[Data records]
[START]

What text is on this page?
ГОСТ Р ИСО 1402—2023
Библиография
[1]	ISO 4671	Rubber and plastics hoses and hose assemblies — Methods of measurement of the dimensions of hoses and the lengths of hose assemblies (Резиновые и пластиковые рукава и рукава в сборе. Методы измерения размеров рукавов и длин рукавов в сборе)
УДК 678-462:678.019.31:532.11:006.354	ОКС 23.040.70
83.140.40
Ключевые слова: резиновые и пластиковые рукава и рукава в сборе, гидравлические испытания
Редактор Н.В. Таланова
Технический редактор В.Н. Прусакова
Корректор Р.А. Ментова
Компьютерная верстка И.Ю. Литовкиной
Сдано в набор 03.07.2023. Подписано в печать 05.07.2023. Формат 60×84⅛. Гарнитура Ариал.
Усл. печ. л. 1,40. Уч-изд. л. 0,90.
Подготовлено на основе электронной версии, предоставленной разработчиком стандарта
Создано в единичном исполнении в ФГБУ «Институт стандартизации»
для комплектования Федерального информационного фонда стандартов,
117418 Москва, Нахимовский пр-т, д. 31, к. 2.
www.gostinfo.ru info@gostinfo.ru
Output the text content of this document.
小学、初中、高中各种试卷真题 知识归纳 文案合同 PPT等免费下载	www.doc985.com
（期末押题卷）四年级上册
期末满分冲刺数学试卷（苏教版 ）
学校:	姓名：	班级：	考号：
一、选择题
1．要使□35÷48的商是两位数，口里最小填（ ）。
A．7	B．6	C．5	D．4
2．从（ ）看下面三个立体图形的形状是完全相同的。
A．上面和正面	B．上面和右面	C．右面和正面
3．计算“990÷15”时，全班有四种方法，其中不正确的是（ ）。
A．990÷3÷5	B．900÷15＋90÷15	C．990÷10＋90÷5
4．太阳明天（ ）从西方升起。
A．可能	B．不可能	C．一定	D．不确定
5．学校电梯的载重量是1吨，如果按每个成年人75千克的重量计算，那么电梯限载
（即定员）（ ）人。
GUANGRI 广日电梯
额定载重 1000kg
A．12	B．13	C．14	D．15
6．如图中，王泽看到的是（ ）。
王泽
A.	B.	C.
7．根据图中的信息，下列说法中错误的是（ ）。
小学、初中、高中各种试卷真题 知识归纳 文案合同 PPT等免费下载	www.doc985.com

[END]

*WHAT TO PRODUCE:*
Return, unchanged, each line from the line containing "Output the text content of this document." through the last line of the material.

*ANSWER IN FULL:*
Output the text content of this document.
小学、初中、高中各种试卷真题 知识归纳 文案合同 PPT等免费下载	www.doc985.com
（期末押题卷）四年级上册
期末满分冲刺数学试卷（苏教版 ）
学校:	姓名：	班级：	考号：
一、选择题
1．要使□35÷48的商是两位数，口里最小填（ ）。
A．7	B．6	C．5	D．4
2．从（ ）看下面三个立体图形的形状是完全相同的。
A．上面和正面	B．上面和右面	C．右面和正面
3．计算“990÷15”时，全班有四种方法，其中不正确的是（ ）。
A．990÷3÷5	B．900÷15＋90÷15	C．990÷10＋90÷5
4．太阳明天（ ）从西方升起。
A．可能	B．不可能	C．一定	D．不确定
5．学校电梯的载重量是1吨，如果按每个成年人75千克的重量计算，那么电梯限载
（即定员）（ ）人。
GUANGRI 广日电梯
额定载重 1000kg
A．12	B．13	C．14	D．15
6．如图中，王泽看到的是（ ）。
王泽
A.	B.	C.
7．根据图中的信息，下列说法中错误的是（ ）。
小学、初中、高中各种试卷真题 知识归纳 文案合同 PPT等免费下载	www.doc985.com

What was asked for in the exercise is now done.